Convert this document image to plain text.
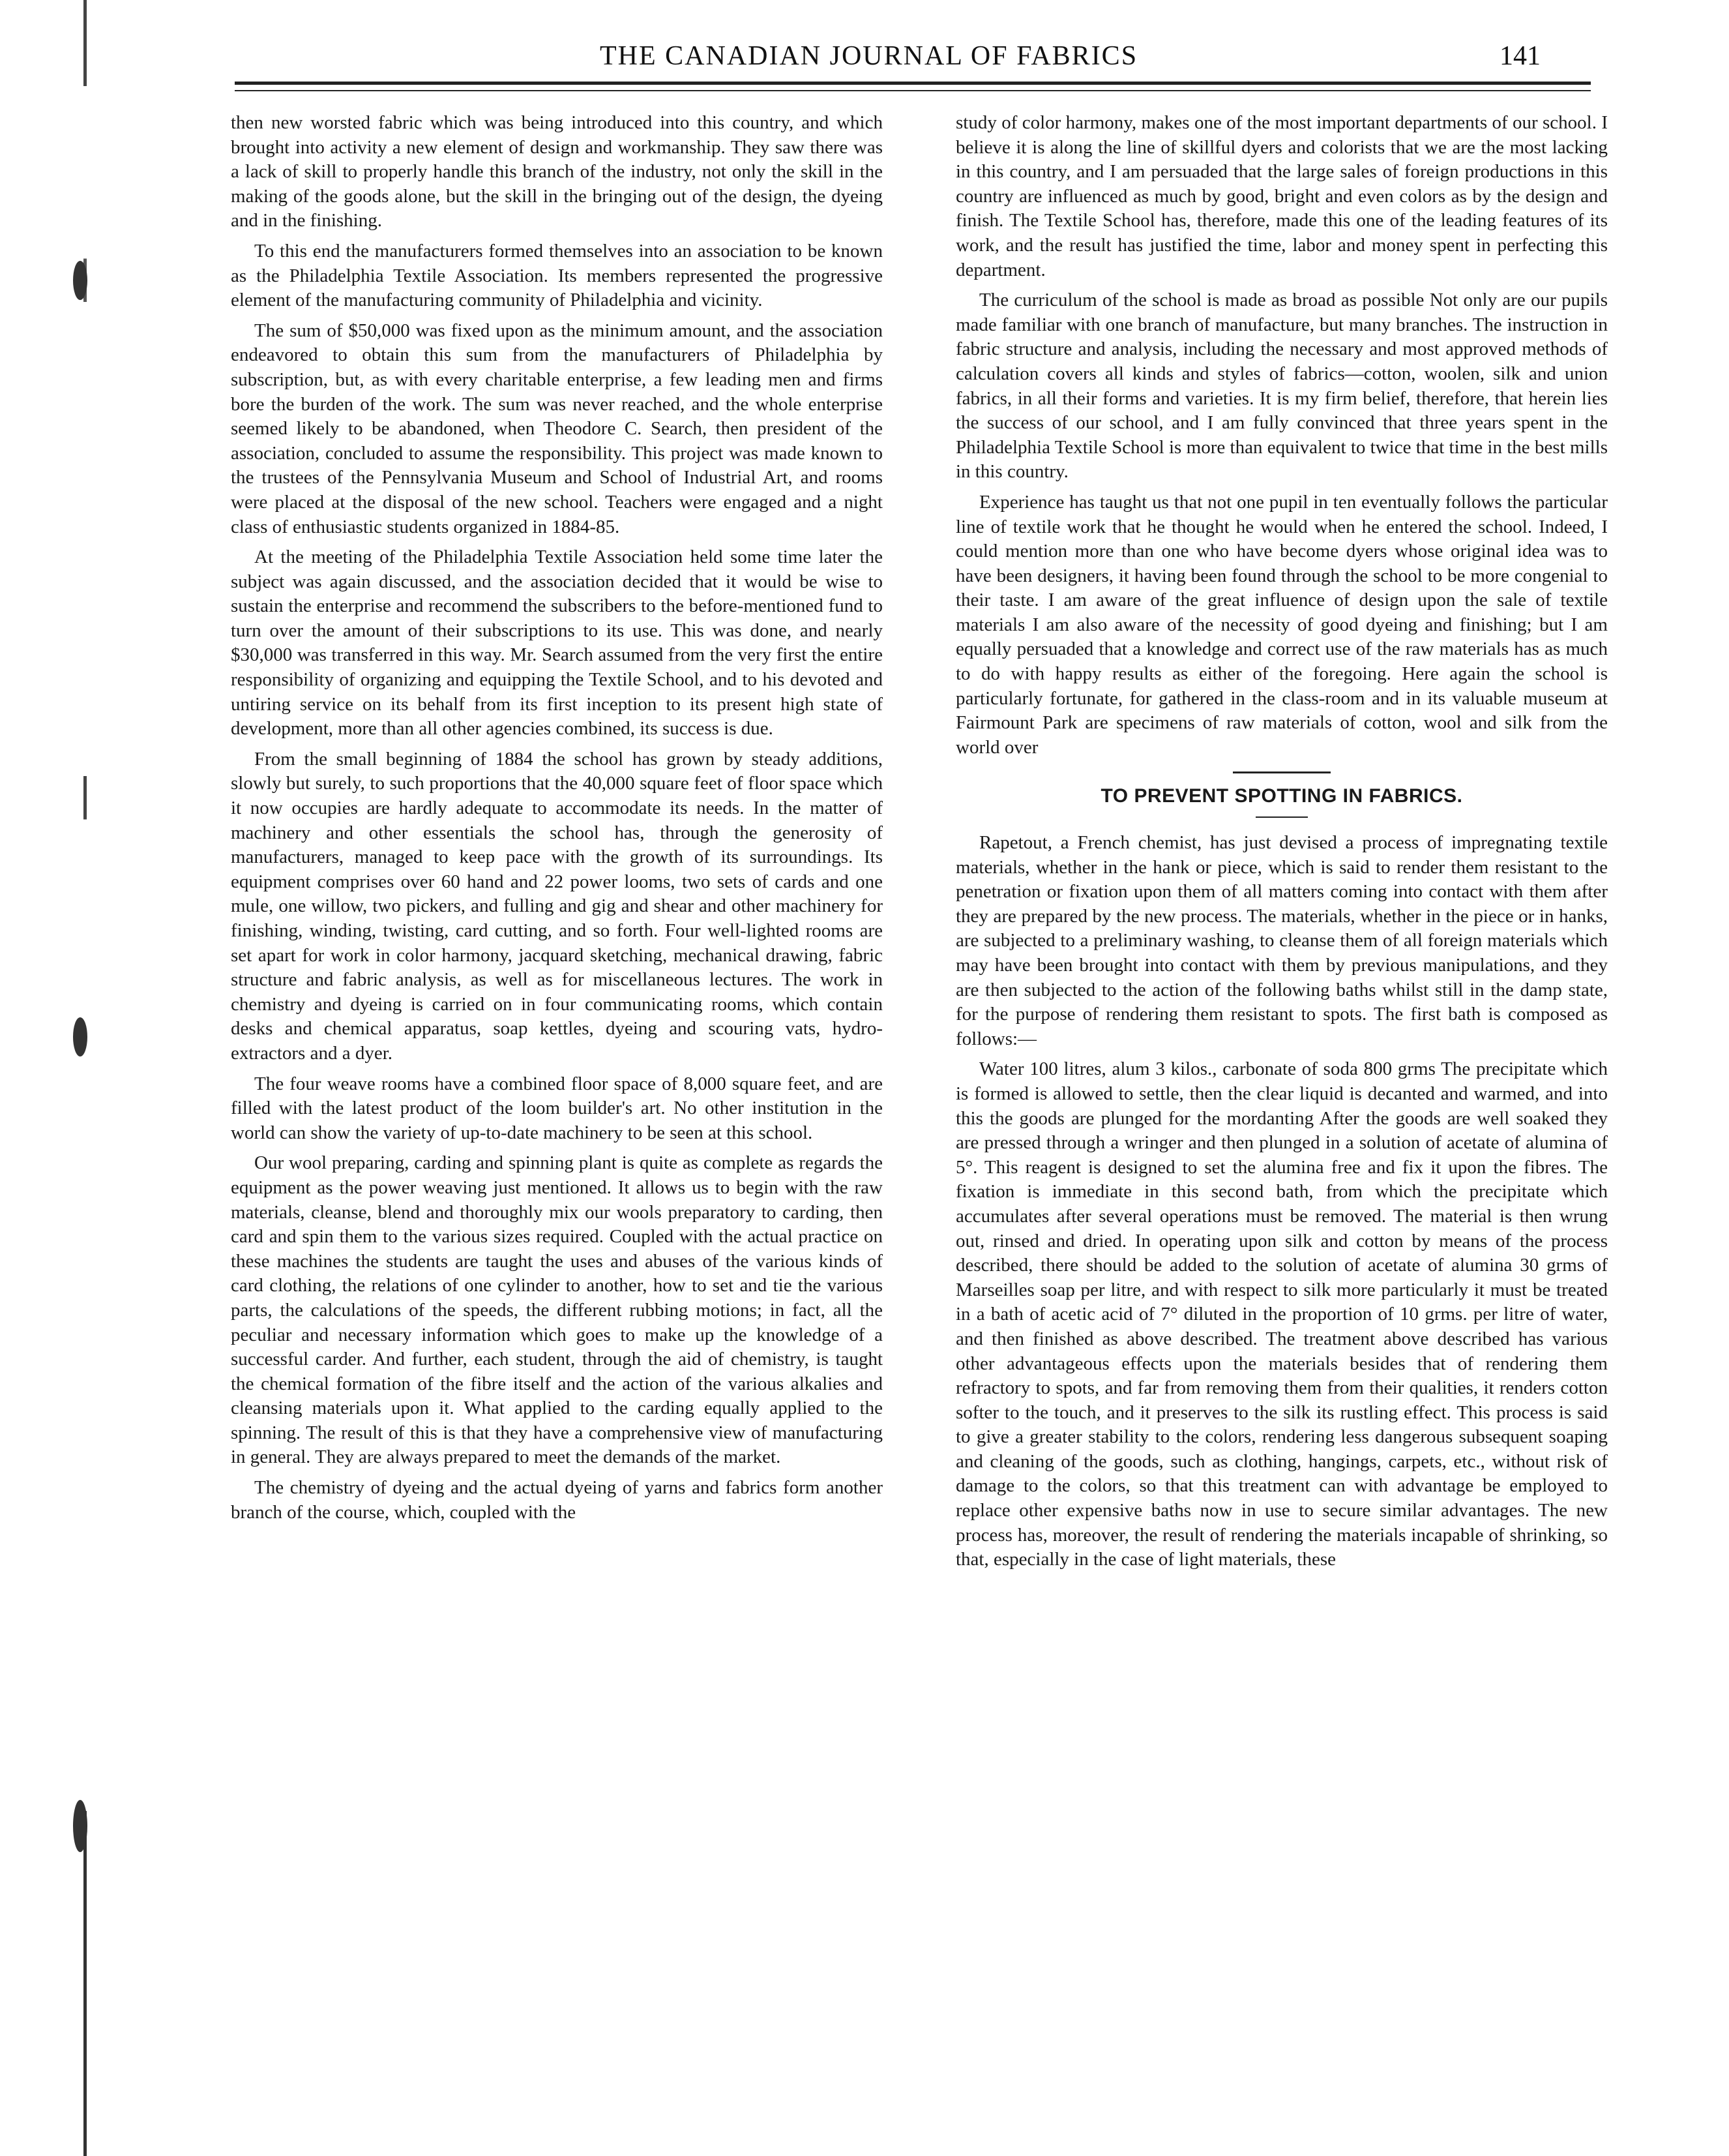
THE CANADIAN JOURNAL OF FABRICS	141

then new worsted fabric which was being introduced into this country, and which brought into activity a new element of design and workmanship. They saw there was a lack of skill to properly handle this branch of the industry, not only the skill in the making of the goods alone, but the skill in the bringing out of the design, the dyeing and in the finishing.

To this end the manufacturers formed themselves into an association to be known as the Philadelphia Textile Association. Its members represented the progressive element of the manufacturing community of Philadelphia and vicinity.

The sum of $50,000 was fixed upon as the minimum amount, and the association endeavored to obtain this sum from the manufacturers of Philadelphia by subscription, but, as with every charitable enterprise, a few leading men and firms bore the burden of the work. The sum was never reached, and the whole enterprise seemed likely to be abandoned, when Theodore C. Search, then president of the association, concluded to assume the responsibility. This project was made known to the trustees of the Pennsylvania Museum and School of Industrial Art, and rooms were placed at the disposal of the new school. Teachers were engaged and a night class of enthusiastic students organized in 1884-85.

At the meeting of the Philadelphia Textile Association held some time later the subject was again discussed, and the association decided that it would be wise to sustain the enterprise and recommend the subscribers to the before-mentioned fund to turn over the amount of their subscriptions to its use. This was done, and nearly $30,000 was transferred in this way. Mr. Search assumed from the very first the entire responsibility of organizing and equipping the Textile School, and to his devoted and untiring service on its behalf from its first inception to its present high state of development, more than all other agencies combined, its success is due.

From the small beginning of 1884 the school has grown by steady additions, slowly but surely, to such proportions that the 40,000 square feet of floor space which it now occupies are hardly adequate to accommodate its needs. In the matter of machinery and other essentials the school has, through the generosity of manufacturers, managed to keep pace with the growth of its surroundings. Its equipment comprises over 60 hand and 22 power looms, two sets of cards and one mule, one willow, two pickers, and fulling and gig and shear and other machinery for finishing, winding, twisting, card cutting, and so forth. Four well-lighted rooms are set apart for work in color harmony, jacquard sketching, mechanical drawing, fabric structure and fabric analysis, as well as for miscellaneous lectures. The work in chemistry and dyeing is carried on in four communicating rooms, which contain desks and chemical apparatus, soap kettles, dyeing and scouring vats, hydro-extractors and a dyer.

The four weave rooms have a combined floor space of 8,000 square feet, and are filled with the latest product of the loom builder's art. No other institution in the world can show the variety of up-to-date machinery to be seen at this school.

Our wool preparing, carding and spinning plant is quite as complete as regards the equipment as the power weaving just mentioned. It allows us to begin with the raw materials, cleanse, blend and thoroughly mix our wools preparatory to carding, then card and spin them to the various sizes required. Coupled with the actual practice on these machines the students are taught the uses and abuses of the various kinds of card clothing, the relations of one cylinder to another, how to set and tie the various parts, the calculations of the speeds, the different rubbing motions; in fact, all the peculiar and necessary information which goes to make up the knowledge of a successful carder. And further, each student, through the aid of chemistry, is taught the chemical formation of the fibre itself and the action of the various alkalies and cleansing materials upon it. What applied to the carding equally applied to the spinning. The result of this is that they have a comprehensive view of manufacturing in general. They are always prepared to meet the demands of the market.

The chemistry of dyeing and the actual dyeing of yarns and fabrics form another branch of the course, which, coupled with the

study of color harmony, makes one of the most important departments of our school. I believe it is along the line of skillful dyers and colorists that we are the most lacking in this country, and I am persuaded that the large sales of foreign productions in this country are influenced as much by good, bright and even colors as by the design and finish. The Textile School has, therefore, made this one of the leading features of its work, and the result has justified the time, labor and money spent in perfecting this department.

The curriculum of the school is made as broad as possible Not only are our pupils made familiar with one branch of manufacture, but many branches. The instruction in fabric structure and analysis, including the necessary and most approved methods of calculation covers all kinds and styles of fabrics—cotton, woolen, silk and union fabrics, in all their forms and varieties. It is my firm belief, therefore, that herein lies the success of our school, and I am fully convinced that three years spent in the Philadelphia Textile School is more than equivalent to twice that time in the best mills in this country.

Experience has taught us that not one pupil in ten eventually follows the particular line of textile work that he thought he would when he entered the school. Indeed, I could mention more than one who have become dyers whose original idea was to have been designers, it having been found through the school to be more congenial to their taste. I am aware of the great influence of design upon the sale of textile materials I am also aware of the necessity of good dyeing and finishing; but I am equally persuaded that a knowledge and correct use of the raw materials has as much to do with happy results as either of the foregoing. Here again the school is particularly fortunate, for gathered in the class-room and in its valuable museum at Fairmount Park are specimens of raw materials of cotton, wool and silk from the world over

TO PREVENT SPOTTING IN FABRICS.

Rapetout, a French chemist, has just devised a process of impregnating textile materials, whether in the hank or piece, which is said to render them resistant to the penetration or fixation upon them of all matters coming into contact with them after they are prepared by the new process. The materials, whether in the piece or in hanks, are subjected to a preliminary washing, to cleanse them of all foreign materials which may have been brought into contact with them by previous manipulations, and they are then subjected to the action of the following baths whilst still in the damp state, for the purpose of rendering them resistant to spots. The first bath is composed as follows:—

Water 100 litres, alum 3 kilos., carbonate of soda 800 grms The precipitate which is formed is allowed to settle, then the clear liquid is decanted and warmed, and into this the goods are plunged for the mordanting After the goods are well soaked they are pressed through a wringer and then plunged in a solution of acetate of alumina of 5°. This reagent is designed to set the alumina free and fix it upon the fibres. The fixation is immediate in this second bath, from which the precipitate which accumulates after several operations must be removed. The material is then wrung out, rinsed and dried. In operating upon silk and cotton by means of the process described, there should be added to the solution of acetate of alumina 30 grms of Marseilles soap per litre, and with respect to silk more particularly it must be treated in a bath of acetic acid of 7° diluted in the proportion of 10 grms. per litre of water, and then finished as above described. The treatment above described has various other advantageous effects upon the materials besides that of rendering them refractory to spots, and far from removing them from their qualities, it renders cotton softer to the touch, and it preserves to the silk its rustling effect. This process is said to give a greater stability to the colors, rendering less dangerous subsequent soaping and cleaning of the goods, such as clothing, hangings, carpets, etc., without risk of damage to the colors, so that this treatment can with advantage be employed to replace other expensive baths now in use to secure similar advantages. The new process has, moreover, the result of rendering the materials incapable of shrinking, so that, especially in the case of light materials, these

※

### Exercise description
Go through the records. Copy each line where "machinery" appears.

### Correct result
From the small beginning of 1884 the school has grown by steady additions, slowly but surely, to such proportions that the 40,000 square feet of floor space which it now occupies are hardly adequate to accommodate its needs. In the matter of machinery and other essentials the school has, through the generosity of manufacturers, managed to keep pace with the growth of its surroundings. Its equipment comprises over 60 hand and 22 power looms, two sets of cards and one mule, one willow, two pickers, and fulling and gig and shear and other machinery for finishing, winding, twisting, card cutting, and so forth. Four well-lighted rooms are set apart for work in color harmony, jacquard sketching, mechanical drawing, fabric structure and fabric analysis, as well as for miscellaneous lectures. The work in chemistry and dyeing is carried on in four communicating rooms, which contain desks and chemical apparatus, soap kettles, dyeing and scouring vats, hydro-extractors and a dyer.
The four weave rooms have a combined floor space of 8,000 square feet, and are filled with the latest product of the loom builder's art. No other institution in the world can show the variety of up-to-date machinery to be seen at this school.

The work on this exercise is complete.